## Given task
The records are to be restated in their entirety, word for word.

Dataset records
# # # # #

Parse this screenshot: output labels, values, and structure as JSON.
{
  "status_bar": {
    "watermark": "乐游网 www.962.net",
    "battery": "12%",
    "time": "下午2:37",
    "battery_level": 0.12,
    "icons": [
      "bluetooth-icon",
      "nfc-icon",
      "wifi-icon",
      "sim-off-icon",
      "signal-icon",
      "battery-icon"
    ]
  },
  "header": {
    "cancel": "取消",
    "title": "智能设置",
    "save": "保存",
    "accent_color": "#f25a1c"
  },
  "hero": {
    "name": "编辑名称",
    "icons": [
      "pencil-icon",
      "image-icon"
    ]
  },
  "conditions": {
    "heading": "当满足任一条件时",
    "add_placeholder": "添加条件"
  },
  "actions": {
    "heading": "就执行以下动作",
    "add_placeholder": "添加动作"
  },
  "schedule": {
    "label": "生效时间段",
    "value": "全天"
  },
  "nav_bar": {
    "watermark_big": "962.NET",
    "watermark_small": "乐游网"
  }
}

# # # # #

## The result
Parse this screenshot: output labels, values, and structure as JSON.
{
  "status_bar": {
    "watermark": "乐游网 www.962.net",
    "battery": "12%",
    "time": "下午2:37",
    "battery_level": 0.12,
    "icons": [
      "bluetooth-icon",
      "nfc-icon",
      "wifi-icon",
      "sim-off-icon",
      "signal-icon",
      "battery-icon"
    ]
  },
  "header": {
    "cancel": "取消",
    "title": "智能设置",
    "save": "保存",
    "accent_color": "#f25a1c"
  },
  "hero": {
    "name": "编辑名称",
    "icons": [
      "pencil-icon",
      "image-icon"
    ]
  },
  "conditions": {
    "heading": "当满足任一条件时",
    "add_placeholder": "添加条件"
  },
  "actions": {
    "heading": "就执行以下动作",
    "add_placeholder": "添加动作"
  },
  "schedule": {
    "label": "生效时间段",
    "value": "全天"
  },
  "nav_bar": {
    "watermark_big": "962.NET",
    "watermark_small": "乐游网"
  }
}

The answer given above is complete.